> Texto citado:

==================================================

Pero ellos, se sabe, son mejores que los demás y pronto se van a encontrar. Tras cruzarse un par de veces y casi maltratarse, al final terminan coincidiendo en la salida de una fiesta en la que ella se aburre y él, para ganarse el pan, tiene que tocar en una banda que hace covers de los ’80 y se viste con atuendos de la época. Para Chazelle, evidentemente, tocar temas de A-ha y A Flock of Seagulls debe ser algo tan patético como comer tapas y escuchar samba a la vez, y pronto ambos salen a la calle y conectan. Allí sucede otra de las grandes escenas del filme: un numerito musical más pequeño en las colinas de Hollywood que es de una belleza y sencillez encantadoras. En todos los casos, y siguiendo ese purismo (respetable, pero purismo al fin), Chazelle hace sus números musicales en planos secuencia para que se vea que sus actores cantan y bailan, más allá que las voces suenen grabadas allá lejos y hace tiempo, y los planos secuencias tengan sus ocultas trampas. De todos modos, todas las escenas musicales/coreográficos son un deleite de puesta en escena. Mis problemas con la película pasan por otro lado.
Sebastian, al principio, es un jazzero puro y duro que le pide a ella que deje de hacer castings para series malas (porque la TV, claro, es mala) y que escriba su propio unipersonal teatral (porque los unipersonales son inherentemente buenos y nobles), algo que le costará mucho a Mia sacar adelante. Pero luego de escuchar una conversación telefónica entre ella y su padre en la que Mia le dice que él no tiene un trabajo fijo, Sebastian decide sentar cabeza y aceptar el convite de un ex compañero de andanzas musicales que ahora es exitoso sacando discos y haciendo giras con una banda de soft-jazz, o pop-jazz, lo que para él es algo así como un castigo divino. Tanto asquito le da –y tan buen músico de jazz de verdad es él– que toca los solos con una mano mientras tiene la otra en el bolsillo. No solo eso sino que el público, esos “idiotas” que colman los estadios, lo ovaciona por esa basura que hace. Pero quiere ser un buen partido y se sacrifica por ella, algo que Mia jamás le pidió.

==================================================

> Filas proporcionadas:

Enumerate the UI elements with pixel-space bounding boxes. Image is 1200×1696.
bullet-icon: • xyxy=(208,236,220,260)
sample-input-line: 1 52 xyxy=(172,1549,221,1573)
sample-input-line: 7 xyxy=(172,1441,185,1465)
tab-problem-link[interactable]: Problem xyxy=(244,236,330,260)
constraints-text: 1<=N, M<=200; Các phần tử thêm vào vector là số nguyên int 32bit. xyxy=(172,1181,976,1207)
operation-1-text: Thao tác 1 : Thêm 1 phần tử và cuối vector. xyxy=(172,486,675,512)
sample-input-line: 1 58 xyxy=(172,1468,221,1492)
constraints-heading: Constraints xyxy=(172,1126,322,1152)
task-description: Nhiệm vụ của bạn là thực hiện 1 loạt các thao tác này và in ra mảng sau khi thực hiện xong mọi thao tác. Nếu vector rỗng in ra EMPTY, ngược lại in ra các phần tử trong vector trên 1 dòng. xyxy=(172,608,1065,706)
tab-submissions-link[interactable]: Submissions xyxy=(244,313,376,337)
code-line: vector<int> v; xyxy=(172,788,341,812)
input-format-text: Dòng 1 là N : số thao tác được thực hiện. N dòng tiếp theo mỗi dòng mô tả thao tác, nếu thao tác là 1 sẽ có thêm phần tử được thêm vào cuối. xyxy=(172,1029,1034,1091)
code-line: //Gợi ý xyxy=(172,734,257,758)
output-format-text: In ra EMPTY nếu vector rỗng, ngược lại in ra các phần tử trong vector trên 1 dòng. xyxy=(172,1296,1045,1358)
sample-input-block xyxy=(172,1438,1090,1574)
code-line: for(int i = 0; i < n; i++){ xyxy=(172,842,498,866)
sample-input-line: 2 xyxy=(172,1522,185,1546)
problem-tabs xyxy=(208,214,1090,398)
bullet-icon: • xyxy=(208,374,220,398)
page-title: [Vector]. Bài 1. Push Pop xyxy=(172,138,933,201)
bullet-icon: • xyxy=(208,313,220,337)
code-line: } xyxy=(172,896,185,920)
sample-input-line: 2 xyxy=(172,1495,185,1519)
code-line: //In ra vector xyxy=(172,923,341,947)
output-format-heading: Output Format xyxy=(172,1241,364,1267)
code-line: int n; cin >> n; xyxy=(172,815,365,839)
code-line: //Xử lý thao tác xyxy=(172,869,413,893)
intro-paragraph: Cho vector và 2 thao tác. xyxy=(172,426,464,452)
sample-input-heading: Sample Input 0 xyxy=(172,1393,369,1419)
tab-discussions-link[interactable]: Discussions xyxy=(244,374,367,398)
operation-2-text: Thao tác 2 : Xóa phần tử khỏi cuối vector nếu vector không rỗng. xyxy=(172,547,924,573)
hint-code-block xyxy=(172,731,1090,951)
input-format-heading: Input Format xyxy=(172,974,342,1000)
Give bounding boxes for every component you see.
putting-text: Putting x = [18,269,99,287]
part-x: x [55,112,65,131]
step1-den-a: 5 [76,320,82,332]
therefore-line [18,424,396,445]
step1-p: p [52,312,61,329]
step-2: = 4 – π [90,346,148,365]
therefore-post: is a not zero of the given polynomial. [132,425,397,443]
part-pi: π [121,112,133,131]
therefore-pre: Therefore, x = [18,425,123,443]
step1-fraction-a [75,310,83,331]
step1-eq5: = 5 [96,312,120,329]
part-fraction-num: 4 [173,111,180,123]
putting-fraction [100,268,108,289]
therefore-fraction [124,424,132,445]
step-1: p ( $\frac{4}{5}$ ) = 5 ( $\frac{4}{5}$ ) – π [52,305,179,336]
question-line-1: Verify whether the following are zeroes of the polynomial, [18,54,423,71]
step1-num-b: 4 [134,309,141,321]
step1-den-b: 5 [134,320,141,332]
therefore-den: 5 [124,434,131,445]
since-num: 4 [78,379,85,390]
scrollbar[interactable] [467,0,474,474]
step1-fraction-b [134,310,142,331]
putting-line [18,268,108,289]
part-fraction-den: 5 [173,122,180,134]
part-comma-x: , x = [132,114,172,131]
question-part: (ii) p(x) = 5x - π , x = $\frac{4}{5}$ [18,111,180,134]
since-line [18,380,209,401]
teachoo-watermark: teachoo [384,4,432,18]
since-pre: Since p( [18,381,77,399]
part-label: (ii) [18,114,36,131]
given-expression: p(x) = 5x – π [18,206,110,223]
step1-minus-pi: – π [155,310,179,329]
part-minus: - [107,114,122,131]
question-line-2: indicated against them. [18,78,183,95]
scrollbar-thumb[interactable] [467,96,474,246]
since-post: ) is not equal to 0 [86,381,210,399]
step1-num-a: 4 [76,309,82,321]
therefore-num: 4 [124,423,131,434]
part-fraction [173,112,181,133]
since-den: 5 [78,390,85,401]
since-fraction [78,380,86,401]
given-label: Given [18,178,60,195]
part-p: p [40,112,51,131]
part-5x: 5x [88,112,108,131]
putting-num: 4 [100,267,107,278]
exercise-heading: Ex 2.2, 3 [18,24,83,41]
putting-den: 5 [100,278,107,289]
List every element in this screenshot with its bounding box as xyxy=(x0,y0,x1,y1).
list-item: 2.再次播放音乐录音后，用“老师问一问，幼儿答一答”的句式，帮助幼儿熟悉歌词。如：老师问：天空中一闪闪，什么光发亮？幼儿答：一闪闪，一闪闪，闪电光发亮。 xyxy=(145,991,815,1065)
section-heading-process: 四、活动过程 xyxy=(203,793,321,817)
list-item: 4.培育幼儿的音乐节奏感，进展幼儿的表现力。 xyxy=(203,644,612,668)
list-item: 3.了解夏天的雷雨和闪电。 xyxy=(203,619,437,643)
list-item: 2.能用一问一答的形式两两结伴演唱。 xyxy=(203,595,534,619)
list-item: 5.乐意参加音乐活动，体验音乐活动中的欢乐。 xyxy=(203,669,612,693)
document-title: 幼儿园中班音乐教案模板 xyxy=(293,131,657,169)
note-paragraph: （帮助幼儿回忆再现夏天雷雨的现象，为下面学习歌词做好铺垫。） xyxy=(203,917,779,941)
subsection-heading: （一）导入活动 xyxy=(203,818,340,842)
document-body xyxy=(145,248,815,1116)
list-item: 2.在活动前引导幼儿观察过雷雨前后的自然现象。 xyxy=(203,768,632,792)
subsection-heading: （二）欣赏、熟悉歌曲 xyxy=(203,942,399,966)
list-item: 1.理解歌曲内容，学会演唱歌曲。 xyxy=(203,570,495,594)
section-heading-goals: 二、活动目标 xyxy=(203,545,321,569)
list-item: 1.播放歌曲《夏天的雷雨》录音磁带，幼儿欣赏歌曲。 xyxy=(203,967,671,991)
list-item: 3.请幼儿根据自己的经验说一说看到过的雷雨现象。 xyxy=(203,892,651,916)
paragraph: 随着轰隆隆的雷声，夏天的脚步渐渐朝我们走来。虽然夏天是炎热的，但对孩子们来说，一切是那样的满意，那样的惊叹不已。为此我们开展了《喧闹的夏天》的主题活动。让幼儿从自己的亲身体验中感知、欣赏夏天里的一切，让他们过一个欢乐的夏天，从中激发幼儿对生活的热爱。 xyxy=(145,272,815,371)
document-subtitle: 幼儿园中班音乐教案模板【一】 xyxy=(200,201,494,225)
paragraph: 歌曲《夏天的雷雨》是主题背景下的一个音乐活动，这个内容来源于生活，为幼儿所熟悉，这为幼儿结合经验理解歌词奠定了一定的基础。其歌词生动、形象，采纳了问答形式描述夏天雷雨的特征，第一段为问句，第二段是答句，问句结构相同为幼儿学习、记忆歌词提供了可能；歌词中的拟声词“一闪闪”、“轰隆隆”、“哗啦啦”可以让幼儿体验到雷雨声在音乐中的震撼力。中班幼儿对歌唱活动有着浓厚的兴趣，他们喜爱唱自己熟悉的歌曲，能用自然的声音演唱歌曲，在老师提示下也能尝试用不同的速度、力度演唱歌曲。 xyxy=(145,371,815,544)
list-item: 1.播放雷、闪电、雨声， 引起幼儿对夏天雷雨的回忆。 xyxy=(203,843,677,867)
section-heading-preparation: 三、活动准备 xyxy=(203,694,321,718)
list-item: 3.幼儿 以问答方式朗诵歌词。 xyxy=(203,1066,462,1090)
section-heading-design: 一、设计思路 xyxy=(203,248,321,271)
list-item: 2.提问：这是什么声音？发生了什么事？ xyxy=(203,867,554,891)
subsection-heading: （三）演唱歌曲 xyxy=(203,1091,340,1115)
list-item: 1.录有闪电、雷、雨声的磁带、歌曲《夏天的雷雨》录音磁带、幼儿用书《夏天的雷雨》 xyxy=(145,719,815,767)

==================================================

Según el texto citado, ¿por qué decide Sebastian aceptar el convite de su ex compañero de andanzas musicales? Explícalo en una a tres oraciones.

Sebastian decide sentar cabeza y aceptar el convite después de escuchar una conversación telefónica en la que Mia le dice a su padre que él no tiene un trabajo fijo. Quiere ser un buen partido y se sacrifica por ella, algo que Mia jamás le pidió.